▶ _PROBLEM TO WORK ON_: Every line of the data must be copied exactly.

▶ _DATA SECTION_:
##########
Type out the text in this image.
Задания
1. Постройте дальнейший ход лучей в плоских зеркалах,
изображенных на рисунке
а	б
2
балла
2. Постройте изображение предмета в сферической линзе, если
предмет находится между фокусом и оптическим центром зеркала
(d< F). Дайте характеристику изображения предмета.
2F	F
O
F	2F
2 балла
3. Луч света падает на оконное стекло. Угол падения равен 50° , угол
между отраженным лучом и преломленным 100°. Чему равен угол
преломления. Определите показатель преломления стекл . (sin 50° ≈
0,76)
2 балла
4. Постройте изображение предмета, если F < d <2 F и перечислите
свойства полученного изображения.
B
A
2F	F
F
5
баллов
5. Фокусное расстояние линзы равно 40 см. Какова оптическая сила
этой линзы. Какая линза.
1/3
##########
▶ _THE COMPLETED TASK_:
Type out the text in this image.
Задания
1. Постройте дальнейший ход лучей в плоских зеркалах,
изображенных на рисунке
а	б
2
балла
2. Постройте изображение предмета в сферической линзе, если
предмет находится между фокусом и оптическим центром зеркала
(d< F). Дайте характеристику изображения предмета.
2F	F
O
F	2F
2 балла
3. Луч света падает на оконное стекло. Угол падения равен 50° , угол
между отраженным лучом и преломленным 100°. Чему равен угол
преломления. Определите показатель преломления стекл . (sin 50° ≈
0,76)
2 балла
4. Постройте изображение предмета, если F < d <2 F и перечислите
свойства полученного изображения.
B
A
2F	F
F
5
баллов
5. Фокусное расстояние линзы равно 40 см. Какова оптическая сила
этой линзы. Какая линза.
1/3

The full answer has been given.